Stated task — Go through the entries one line at a time, and gather every line that has the word "Interim".

Extracted data —
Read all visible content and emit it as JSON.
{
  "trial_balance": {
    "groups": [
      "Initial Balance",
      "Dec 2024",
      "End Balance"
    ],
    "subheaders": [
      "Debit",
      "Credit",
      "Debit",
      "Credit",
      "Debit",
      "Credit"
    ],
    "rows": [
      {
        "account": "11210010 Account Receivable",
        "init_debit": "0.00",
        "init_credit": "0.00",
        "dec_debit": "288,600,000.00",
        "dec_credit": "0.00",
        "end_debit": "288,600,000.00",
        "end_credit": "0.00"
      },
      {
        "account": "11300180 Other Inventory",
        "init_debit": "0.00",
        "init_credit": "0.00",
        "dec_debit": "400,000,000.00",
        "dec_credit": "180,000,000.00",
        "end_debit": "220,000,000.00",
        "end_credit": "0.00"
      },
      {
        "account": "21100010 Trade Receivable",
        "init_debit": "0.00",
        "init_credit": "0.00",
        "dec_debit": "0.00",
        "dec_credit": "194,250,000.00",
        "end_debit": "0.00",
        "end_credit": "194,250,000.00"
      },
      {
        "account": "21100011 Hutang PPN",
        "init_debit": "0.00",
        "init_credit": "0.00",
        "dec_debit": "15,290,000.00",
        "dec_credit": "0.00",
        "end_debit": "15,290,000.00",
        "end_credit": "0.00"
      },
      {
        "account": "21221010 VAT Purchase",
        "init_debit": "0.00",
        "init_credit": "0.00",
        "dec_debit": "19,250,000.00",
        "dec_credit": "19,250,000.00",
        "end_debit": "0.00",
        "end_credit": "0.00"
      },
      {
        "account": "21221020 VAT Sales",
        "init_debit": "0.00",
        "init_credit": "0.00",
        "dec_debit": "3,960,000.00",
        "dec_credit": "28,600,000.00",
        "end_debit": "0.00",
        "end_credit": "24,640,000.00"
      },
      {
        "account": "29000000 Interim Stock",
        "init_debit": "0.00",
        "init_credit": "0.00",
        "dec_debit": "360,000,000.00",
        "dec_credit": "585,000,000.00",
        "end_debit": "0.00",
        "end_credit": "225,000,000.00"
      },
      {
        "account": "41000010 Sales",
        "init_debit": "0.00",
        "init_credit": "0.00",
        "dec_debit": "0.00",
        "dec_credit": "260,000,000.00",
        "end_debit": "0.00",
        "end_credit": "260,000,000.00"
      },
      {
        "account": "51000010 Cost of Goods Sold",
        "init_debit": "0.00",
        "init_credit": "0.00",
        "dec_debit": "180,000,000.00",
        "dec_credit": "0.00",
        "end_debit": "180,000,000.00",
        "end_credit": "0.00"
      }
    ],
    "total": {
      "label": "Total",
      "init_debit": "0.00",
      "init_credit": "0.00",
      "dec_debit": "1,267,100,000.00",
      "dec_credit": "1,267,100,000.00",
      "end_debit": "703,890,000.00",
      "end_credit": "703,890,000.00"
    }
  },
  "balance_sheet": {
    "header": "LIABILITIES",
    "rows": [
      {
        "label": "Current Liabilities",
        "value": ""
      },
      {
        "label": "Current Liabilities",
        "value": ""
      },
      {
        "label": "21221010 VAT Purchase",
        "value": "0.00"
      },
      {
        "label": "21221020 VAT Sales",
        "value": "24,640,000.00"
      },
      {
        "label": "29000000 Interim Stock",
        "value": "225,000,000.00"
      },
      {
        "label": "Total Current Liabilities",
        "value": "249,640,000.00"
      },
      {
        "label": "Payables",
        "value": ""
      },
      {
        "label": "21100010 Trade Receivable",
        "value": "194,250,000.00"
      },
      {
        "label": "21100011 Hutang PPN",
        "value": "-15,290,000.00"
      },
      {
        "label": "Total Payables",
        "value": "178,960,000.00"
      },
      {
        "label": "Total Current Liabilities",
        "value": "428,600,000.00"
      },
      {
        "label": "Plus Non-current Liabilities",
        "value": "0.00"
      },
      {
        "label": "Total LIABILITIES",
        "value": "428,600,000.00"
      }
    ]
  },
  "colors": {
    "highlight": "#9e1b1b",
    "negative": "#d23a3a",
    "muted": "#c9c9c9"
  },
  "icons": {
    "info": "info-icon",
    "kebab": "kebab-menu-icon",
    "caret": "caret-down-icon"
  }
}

The reply —
        "account": "29000000 Interim Stock",
        "label": "29000000 Interim Stock",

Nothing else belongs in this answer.